Leave every picture out and write out the records below exactly.

Start of PROVIDED RECORDS

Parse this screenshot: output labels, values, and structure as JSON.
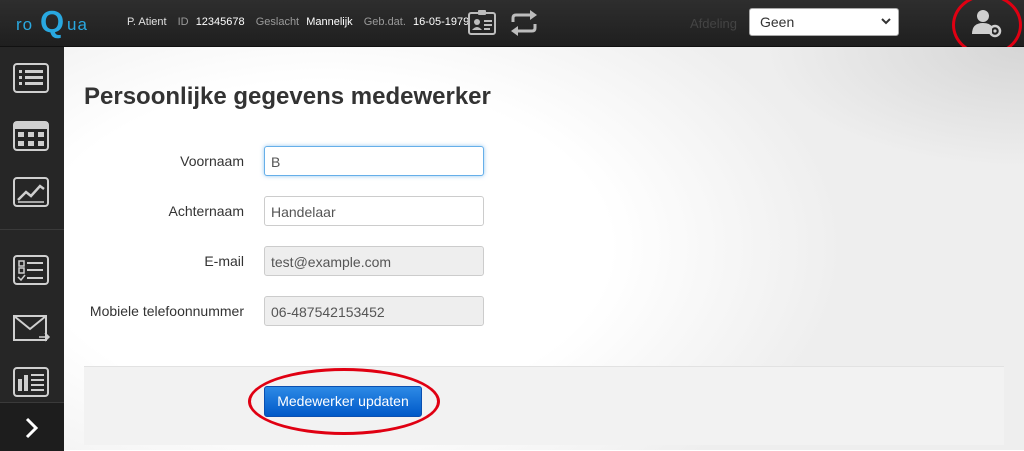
{
  "header": {
    "logo_left": "ro",
    "logo_q": "Q",
    "logo_right": "ua",
    "patient_name": "P. Atient",
    "id_label": "ID",
    "id_value": "12345678",
    "gender_label": "Geslacht",
    "gender_value": "Mannelijk",
    "dob_label": "Geb.dat.",
    "dob_value": "16-05-1979",
    "department_label": "Afdeling",
    "department_selected": "Geen",
    "icons": [
      "patient-card-icon",
      "switch-patient-icon",
      "user-settings-icon"
    ]
  },
  "sidebar": {
    "items": [
      "dashboard-list-icon",
      "calendar-icon",
      "chart-icon",
      "checklist-icon",
      "mail-icon",
      "report-icon"
    ],
    "expand_icon": "chevron-right-icon"
  },
  "page": {
    "title": "Persoonlijke gegevens medewerker"
  },
  "form": {
    "first_name_label": "Voornaam",
    "first_name_value": "B",
    "last_name_label": "Achternaam",
    "last_name_value": "Handelaar",
    "email_label": "E-mail",
    "email_value": "test@example.com",
    "mobile_label": "Mobiele telefoonnummer",
    "mobile_value": "06-487542153452",
    "submit_label": "Medewerker updaten"
  },
  "colors": {
    "brand": "#29a8e0",
    "topbar": "#262626",
    "button": "#0f6ad8",
    "highlight_circle": "#e00012"
  }
}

End of PROVIDED RECORDS

# [ANSWER BELOW]
Parse this screenshot: output labels, values, and structure as JSON.
{
  "header": {
    "logo_left": "ro",
    "logo_q": "Q",
    "logo_right": "ua",
    "patient_name": "P. Atient",
    "id_label": "ID",
    "id_value": "12345678",
    "gender_label": "Geslacht",
    "gender_value": "Mannelijk",
    "dob_label": "Geb.dat.",
    "dob_value": "16-05-1979",
    "department_label": "Afdeling",
    "department_selected": "Geen",
    "icons": [
      "patient-card-icon",
      "switch-patient-icon",
      "user-settings-icon"
    ]
  },
  "sidebar": {
    "items": [
      "dashboard-list-icon",
      "calendar-icon",
      "chart-icon",
      "checklist-icon",
      "mail-icon",
      "report-icon"
    ],
    "expand_icon": "chevron-right-icon"
  },
  "page": {
    "title": "Persoonlijke gegevens medewerker"
  },
  "form": {
    "first_name_label": "Voornaam",
    "first_name_value": "B",
    "last_name_label": "Achternaam",
    "last_name_value": "Handelaar",
    "email_label": "E-mail",
    "email_value": "test@example.com",
    "mobile_label": "Mobiele telefoonnummer",
    "mobile_value": "06-487542153452",
    "submit_label": "Medewerker updaten"
  },
  "colors": {
    "brand": "#29a8e0",
    "topbar": "#262626",
    "button": "#0f6ad8",
    "highlight_circle": "#e00012"
  }
}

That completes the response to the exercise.